**** Task inputs ****
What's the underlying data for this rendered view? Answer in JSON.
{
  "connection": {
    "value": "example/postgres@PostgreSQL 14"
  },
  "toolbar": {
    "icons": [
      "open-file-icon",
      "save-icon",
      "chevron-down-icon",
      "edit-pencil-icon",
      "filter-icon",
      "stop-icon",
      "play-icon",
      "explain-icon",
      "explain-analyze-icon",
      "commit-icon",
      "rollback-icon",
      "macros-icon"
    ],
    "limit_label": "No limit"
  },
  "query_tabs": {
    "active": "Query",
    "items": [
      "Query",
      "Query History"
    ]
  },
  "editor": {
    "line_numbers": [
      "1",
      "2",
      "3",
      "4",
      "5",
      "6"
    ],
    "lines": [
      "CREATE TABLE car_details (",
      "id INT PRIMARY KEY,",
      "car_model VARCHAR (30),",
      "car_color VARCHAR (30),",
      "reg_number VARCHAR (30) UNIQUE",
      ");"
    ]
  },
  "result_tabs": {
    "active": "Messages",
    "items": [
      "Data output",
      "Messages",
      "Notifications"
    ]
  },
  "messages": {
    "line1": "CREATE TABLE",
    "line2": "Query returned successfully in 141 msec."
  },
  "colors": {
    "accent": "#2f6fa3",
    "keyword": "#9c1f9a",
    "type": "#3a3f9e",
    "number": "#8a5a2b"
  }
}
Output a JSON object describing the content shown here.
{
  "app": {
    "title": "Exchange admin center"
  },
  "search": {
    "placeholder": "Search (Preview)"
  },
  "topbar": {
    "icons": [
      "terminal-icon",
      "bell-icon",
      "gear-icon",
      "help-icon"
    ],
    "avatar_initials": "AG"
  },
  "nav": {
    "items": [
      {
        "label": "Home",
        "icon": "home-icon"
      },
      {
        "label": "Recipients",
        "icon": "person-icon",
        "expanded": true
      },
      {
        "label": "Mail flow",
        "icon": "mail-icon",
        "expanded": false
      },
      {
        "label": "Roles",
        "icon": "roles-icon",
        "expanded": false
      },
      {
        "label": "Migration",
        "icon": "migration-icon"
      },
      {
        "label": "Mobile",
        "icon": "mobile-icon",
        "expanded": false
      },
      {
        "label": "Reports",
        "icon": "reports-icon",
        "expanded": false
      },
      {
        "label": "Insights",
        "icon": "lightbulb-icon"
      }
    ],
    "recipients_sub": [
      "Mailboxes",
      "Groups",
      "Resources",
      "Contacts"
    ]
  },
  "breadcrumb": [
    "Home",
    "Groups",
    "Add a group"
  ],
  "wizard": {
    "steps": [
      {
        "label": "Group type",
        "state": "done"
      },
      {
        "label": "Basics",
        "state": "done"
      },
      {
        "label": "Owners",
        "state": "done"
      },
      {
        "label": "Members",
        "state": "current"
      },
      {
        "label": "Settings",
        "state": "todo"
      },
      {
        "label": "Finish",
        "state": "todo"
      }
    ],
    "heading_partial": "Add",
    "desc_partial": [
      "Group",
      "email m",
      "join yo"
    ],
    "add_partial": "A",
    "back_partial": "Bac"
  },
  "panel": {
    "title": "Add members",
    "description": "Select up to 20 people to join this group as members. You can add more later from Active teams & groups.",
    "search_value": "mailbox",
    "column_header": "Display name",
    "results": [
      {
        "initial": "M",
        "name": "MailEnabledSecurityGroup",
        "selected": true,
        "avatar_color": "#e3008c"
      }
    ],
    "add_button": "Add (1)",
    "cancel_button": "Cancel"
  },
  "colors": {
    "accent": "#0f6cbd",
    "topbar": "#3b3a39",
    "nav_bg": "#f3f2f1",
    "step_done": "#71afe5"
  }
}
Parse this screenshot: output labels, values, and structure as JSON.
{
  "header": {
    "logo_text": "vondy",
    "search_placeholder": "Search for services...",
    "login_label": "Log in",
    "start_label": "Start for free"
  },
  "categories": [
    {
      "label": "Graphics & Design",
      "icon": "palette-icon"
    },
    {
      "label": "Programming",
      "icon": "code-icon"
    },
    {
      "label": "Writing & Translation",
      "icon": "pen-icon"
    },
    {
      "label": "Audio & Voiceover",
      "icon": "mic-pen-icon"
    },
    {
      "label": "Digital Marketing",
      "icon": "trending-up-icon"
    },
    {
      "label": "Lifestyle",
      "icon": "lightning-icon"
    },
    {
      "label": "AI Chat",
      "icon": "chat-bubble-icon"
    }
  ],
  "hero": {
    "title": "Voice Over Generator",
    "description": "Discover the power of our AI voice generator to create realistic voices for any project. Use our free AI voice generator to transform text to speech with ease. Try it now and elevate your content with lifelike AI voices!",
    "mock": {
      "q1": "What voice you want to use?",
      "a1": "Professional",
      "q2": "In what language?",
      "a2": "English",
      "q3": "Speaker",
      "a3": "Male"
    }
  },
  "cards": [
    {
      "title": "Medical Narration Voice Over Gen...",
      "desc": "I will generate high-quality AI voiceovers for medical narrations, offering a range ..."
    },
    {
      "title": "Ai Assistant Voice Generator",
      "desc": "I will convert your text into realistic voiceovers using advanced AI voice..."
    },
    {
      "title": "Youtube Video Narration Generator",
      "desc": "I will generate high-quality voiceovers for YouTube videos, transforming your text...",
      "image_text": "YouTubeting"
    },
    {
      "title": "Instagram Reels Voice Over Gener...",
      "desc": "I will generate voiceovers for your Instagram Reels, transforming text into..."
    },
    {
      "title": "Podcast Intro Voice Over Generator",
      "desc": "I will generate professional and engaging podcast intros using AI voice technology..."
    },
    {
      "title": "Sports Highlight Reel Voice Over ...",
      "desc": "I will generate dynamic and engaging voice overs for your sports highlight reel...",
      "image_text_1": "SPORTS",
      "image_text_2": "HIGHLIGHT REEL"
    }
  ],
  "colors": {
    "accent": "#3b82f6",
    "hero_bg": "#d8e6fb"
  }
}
****
The records above must be repeated exactly, every one of them.

Output below:
What's the underlying data for this rendered view? Answer in JSON.
{
  "connection": {
    "value": "example/postgres@PostgreSQL 14"
  },
  "toolbar": {
    "icons": [
      "open-file-icon",
      "save-icon",
      "chevron-down-icon",
      "edit-pencil-icon",
      "filter-icon",
      "stop-icon",
      "play-icon",
      "explain-icon",
      "explain-analyze-icon",
      "commit-icon",
      "rollback-icon",
      "macros-icon"
    ],
    "limit_label": "No limit"
  },
  "query_tabs": {
    "active": "Query",
    "items": [
      "Query",
      "Query History"
    ]
  },
  "editor": {
    "line_numbers": [
      "1",
      "2",
      "3",
      "4",
      "5",
      "6"
    ],
    "lines": [
      "CREATE TABLE car_details (",
      "id INT PRIMARY KEY,",
      "car_model VARCHAR (30),",
      "car_color VARCHAR (30),",
      "reg_number VARCHAR (30) UNIQUE",
      ");"
    ]
  },
  "result_tabs": {
    "active": "Messages",
    "items": [
      "Data output",
      "Messages",
      "Notifications"
    ]
  },
  "messages": {
    "line1": "CREATE TABLE",
    "line2": "Query returned successfully in 141 msec."
  },
  "colors": {
    "accent": "#2f6fa3",
    "keyword": "#9c1f9a",
    "type": "#3a3f9e",
    "number": "#8a5a2b"
  }
}
Output a JSON object describing the content shown here.
{
  "app": {
    "title": "Exchange admin center"
  },
  "search": {
    "placeholder": "Search (Preview)"
  },
  "topbar": {
    "icons": [
      "terminal-icon",
      "bell-icon",
      "gear-icon",
      "help-icon"
    ],
    "avatar_initials": "AG"
  },
  "nav": {
    "items": [
      {
        "label": "Home",
        "icon": "home-icon"
      },
      {
        "label": "Recipients",
        "icon": "person-icon",
        "expanded": true
      },
      {
        "label": "Mail flow",
        "icon": "mail-icon",
        "expanded": false
      },
      {
        "label": "Roles",
        "icon": "roles-icon",
        "expanded": false
      },
      {
        "label": "Migration",
        "icon": "migration-icon"
      },
      {
        "label": "Mobile",
        "icon": "mobile-icon",
        "expanded": false
      },
      {
        "label": "Reports",
        "icon": "reports-icon",
        "expanded": false
      },
      {
        "label": "Insights",
        "icon": "lightbulb-icon"
      }
    ],
    "recipients_sub": [
      "Mailboxes",
      "Groups",
      "Resources",
      "Contacts"
    ]
  },
  "breadcrumb": [
    "Home",
    "Groups",
    "Add a group"
  ],
  "wizard": {
    "steps": [
      {
        "label": "Group type",
        "state": "done"
      },
      {
        "label": "Basics",
        "state": "done"
      },
      {
        "label": "Owners",
        "state": "done"
      },
      {
        "label": "Members",
        "state": "current"
      },
      {
        "label": "Settings",
        "state": "todo"
      },
      {
        "label": "Finish",
        "state": "todo"
      }
    ],
    "heading_partial": "Add",
    "desc_partial": [
      "Group",
      "email m",
      "join yo"
    ],
    "add_partial": "A",
    "back_partial": "Bac"
  },
  "panel": {
    "title": "Add members",
    "description": "Select up to 20 people to join this group as members. You can add more later from Active teams & groups.",
    "search_value": "mailbox",
    "column_header": "Display name",
    "results": [
      {
        "initial": "M",
        "name": "MailEnabledSecurityGroup",
        "selected": true,
        "avatar_color": "#e3008c"
      }
    ],
    "add_button": "Add (1)",
    "cancel_button": "Cancel"
  },
  "colors": {
    "accent": "#0f6cbd",
    "topbar": "#3b3a39",
    "nav_bg": "#f3f2f1",
    "step_done": "#71afe5"
  }
}
Parse this screenshot: output labels, values, and structure as JSON.
{
  "header": {
    "logo_text": "vondy",
    "search_placeholder": "Search for services...",
    "login_label": "Log in",
    "start_label": "Start for free"
  },
  "categories": [
    {
      "label": "Graphics & Design",
      "icon": "palette-icon"
    },
    {
      "label": "Programming",
      "icon": "code-icon"
    },
    {
      "label": "Writing & Translation",
      "icon": "pen-icon"
    },
    {
      "label": "Audio & Voiceover",
      "icon": "mic-pen-icon"
    },
    {
      "label": "Digital Marketing",
      "icon": "trending-up-icon"
    },
    {
      "label": "Lifestyle",
      "icon": "lightning-icon"
    },
    {
      "label": "AI Chat",
      "icon": "chat-bubble-icon"
    }
  ],
  "hero": {
    "title": "Voice Over Generator",
    "description": "Discover the power of our AI voice generator to create realistic voices for any project. Use our free AI voice generator to transform text to speech with ease. Try it now and elevate your content with lifelike AI voices!",
    "mock": {
      "q1": "What voice you want to use?",
      "a1": "Professional",
      "q2": "In what language?",
      "a2": "English",
      "q3": "Speaker",
      "a3": "Male"
    }
  },
  "cards": [
    {
      "title": "Medical Narration Voice Over Gen...",
      "desc": "I will generate high-quality AI voiceovers for medical narrations, offering a range ..."
    },
    {
      "title": "Ai Assistant Voice Generator",
      "desc": "I will convert your text into realistic voiceovers using advanced AI voice..."
    },
    {
      "title": "Youtube Video Narration Generator",
      "desc": "I will generate high-quality voiceovers for YouTube videos, transforming your text...",
      "image_text": "YouTubeting"
    },
    {
      "title": "Instagram Reels Voice Over Gener...",
      "desc": "I will generate voiceovers for your Instagram Reels, transforming text into..."
    },
    {
      "title": "Podcast Intro Voice Over Generator",
      "desc": "I will generate professional and engaging podcast intros using AI voice technology..."
    },
    {
      "title": "Sports Highlight Reel Voice Over ...",
      "desc": "I will generate dynamic and engaging voice overs for your sports highlight reel...",
      "image_text_1": "SPORTS",
      "image_text_2": "HIGHLIGHT REEL"
    }
  ],
  "colors": {
    "accent": "#3b82f6",
    "hero_bg": "#d8e6fb"
  }
}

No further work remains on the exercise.